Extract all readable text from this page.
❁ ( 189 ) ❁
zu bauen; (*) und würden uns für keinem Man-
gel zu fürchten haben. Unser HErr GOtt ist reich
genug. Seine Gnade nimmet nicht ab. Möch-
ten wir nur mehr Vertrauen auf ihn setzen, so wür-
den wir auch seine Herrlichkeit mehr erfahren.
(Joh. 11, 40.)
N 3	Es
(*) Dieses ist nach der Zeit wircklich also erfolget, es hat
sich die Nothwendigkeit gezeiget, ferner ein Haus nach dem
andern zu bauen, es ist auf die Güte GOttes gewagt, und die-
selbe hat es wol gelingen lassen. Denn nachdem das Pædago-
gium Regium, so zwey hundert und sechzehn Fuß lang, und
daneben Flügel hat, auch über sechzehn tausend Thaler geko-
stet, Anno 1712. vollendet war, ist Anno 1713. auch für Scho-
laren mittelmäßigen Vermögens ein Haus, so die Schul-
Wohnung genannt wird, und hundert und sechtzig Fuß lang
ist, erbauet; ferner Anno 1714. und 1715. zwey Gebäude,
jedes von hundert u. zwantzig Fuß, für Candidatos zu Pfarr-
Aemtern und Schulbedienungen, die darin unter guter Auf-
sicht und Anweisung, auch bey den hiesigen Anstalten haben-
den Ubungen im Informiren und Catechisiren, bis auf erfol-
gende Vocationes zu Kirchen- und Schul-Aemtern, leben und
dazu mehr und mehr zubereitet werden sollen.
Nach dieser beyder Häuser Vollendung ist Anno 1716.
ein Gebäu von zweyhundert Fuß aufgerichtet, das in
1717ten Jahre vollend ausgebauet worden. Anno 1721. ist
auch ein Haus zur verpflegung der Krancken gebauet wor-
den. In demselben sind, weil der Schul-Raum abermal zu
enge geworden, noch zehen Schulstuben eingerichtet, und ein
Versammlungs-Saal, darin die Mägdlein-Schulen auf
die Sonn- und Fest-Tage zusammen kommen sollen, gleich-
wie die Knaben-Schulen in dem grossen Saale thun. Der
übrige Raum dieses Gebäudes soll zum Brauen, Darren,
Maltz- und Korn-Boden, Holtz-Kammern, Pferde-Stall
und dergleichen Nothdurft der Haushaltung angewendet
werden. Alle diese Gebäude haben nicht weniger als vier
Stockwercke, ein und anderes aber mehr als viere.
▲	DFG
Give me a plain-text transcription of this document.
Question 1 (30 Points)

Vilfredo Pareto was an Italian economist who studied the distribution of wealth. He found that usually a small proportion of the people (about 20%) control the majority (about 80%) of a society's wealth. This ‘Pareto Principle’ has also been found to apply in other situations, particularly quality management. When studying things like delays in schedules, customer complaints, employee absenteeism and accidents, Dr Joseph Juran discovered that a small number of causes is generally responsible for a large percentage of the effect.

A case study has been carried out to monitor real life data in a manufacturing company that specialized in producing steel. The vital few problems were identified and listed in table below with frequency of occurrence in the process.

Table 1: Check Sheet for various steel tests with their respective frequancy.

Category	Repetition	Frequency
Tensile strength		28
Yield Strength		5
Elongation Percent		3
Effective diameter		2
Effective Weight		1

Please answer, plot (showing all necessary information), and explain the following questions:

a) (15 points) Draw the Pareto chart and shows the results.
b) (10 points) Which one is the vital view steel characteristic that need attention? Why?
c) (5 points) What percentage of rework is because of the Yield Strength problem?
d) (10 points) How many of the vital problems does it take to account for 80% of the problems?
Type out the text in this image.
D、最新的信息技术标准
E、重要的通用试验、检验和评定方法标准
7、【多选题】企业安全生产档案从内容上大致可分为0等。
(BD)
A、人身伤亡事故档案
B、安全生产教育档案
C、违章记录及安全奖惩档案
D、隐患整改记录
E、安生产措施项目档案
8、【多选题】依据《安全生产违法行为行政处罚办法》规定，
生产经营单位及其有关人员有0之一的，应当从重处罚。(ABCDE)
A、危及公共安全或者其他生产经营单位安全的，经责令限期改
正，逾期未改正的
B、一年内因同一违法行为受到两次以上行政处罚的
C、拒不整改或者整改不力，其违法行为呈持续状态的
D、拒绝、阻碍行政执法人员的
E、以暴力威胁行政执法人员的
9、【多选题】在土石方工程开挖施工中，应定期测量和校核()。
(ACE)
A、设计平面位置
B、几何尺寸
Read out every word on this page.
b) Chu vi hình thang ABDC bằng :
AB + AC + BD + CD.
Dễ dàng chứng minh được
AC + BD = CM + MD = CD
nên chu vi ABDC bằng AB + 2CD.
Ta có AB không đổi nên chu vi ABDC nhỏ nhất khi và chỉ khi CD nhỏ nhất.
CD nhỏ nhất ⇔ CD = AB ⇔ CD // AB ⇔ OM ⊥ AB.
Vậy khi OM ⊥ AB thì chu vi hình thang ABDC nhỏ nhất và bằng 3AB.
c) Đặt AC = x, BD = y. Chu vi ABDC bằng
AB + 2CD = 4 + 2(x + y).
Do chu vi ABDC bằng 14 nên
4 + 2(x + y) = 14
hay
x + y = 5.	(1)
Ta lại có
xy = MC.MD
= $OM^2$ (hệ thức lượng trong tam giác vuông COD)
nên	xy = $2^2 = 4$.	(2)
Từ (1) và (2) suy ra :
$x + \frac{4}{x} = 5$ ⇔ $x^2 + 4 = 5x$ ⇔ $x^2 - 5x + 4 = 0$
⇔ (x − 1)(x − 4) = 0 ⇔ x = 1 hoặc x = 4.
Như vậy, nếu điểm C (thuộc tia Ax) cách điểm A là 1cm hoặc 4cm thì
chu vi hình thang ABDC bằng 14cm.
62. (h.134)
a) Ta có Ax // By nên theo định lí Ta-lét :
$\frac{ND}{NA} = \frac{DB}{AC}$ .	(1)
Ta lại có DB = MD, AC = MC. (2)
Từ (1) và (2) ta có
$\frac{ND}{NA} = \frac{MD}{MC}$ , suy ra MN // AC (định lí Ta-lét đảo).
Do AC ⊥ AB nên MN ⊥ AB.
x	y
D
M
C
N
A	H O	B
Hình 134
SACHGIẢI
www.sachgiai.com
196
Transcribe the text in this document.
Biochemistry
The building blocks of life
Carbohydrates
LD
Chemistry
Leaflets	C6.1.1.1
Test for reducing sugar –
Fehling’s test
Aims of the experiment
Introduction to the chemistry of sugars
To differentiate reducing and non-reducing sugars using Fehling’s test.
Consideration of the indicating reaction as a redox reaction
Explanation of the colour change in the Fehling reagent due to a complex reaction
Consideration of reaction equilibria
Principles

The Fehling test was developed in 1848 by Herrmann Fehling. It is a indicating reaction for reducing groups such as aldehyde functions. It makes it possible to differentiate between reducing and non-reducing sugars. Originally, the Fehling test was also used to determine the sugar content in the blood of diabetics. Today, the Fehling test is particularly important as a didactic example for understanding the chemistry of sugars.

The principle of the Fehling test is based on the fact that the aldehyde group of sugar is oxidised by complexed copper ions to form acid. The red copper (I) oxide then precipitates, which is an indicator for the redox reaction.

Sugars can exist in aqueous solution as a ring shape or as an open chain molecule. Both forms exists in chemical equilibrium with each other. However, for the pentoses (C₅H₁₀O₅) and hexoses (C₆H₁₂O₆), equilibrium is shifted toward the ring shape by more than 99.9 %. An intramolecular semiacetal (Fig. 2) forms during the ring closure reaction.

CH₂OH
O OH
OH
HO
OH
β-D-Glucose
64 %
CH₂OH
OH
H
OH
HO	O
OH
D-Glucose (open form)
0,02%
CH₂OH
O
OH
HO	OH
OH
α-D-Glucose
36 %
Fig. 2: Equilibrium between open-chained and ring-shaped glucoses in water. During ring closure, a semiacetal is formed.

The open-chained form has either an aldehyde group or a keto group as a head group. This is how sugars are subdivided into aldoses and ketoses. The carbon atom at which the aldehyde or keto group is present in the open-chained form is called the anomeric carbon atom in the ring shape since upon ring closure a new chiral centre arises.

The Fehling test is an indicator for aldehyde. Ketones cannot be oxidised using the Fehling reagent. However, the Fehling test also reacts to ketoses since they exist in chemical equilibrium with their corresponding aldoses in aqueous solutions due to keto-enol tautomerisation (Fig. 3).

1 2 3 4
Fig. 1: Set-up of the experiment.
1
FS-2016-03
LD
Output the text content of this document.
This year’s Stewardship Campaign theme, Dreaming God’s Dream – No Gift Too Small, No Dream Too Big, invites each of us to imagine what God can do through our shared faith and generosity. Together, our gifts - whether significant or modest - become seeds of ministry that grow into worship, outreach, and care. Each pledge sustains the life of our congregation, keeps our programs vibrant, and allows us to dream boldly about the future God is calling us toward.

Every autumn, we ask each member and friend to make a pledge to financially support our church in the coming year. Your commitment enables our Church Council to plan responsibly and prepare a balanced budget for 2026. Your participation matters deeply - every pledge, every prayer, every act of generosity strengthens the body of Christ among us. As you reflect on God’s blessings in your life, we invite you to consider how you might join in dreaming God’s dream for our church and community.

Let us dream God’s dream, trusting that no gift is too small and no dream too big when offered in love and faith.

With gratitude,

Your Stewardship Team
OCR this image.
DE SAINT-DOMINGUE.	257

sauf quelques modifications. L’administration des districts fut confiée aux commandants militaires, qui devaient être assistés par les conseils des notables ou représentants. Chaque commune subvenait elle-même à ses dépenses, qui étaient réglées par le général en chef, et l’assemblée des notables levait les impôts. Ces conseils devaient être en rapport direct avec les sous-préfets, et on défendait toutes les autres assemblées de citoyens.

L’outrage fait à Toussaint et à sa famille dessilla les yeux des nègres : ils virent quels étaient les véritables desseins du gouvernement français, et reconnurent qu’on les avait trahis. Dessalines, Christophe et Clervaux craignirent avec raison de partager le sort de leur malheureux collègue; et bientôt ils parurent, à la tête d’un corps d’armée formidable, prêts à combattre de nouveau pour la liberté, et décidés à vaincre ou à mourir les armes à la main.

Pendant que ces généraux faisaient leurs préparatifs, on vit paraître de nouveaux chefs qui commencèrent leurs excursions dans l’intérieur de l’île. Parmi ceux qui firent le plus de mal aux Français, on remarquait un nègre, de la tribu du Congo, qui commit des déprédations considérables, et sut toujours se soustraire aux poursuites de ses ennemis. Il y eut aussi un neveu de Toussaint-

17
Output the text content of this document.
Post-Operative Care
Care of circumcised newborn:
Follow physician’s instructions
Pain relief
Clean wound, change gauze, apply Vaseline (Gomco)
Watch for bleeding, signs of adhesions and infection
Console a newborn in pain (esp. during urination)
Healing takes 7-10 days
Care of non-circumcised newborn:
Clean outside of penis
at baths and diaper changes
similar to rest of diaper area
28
+ + + +
• [Goal]
Of the lines above, how many hold the string "Clean"? Answer with only the number.

• [Written answer]
2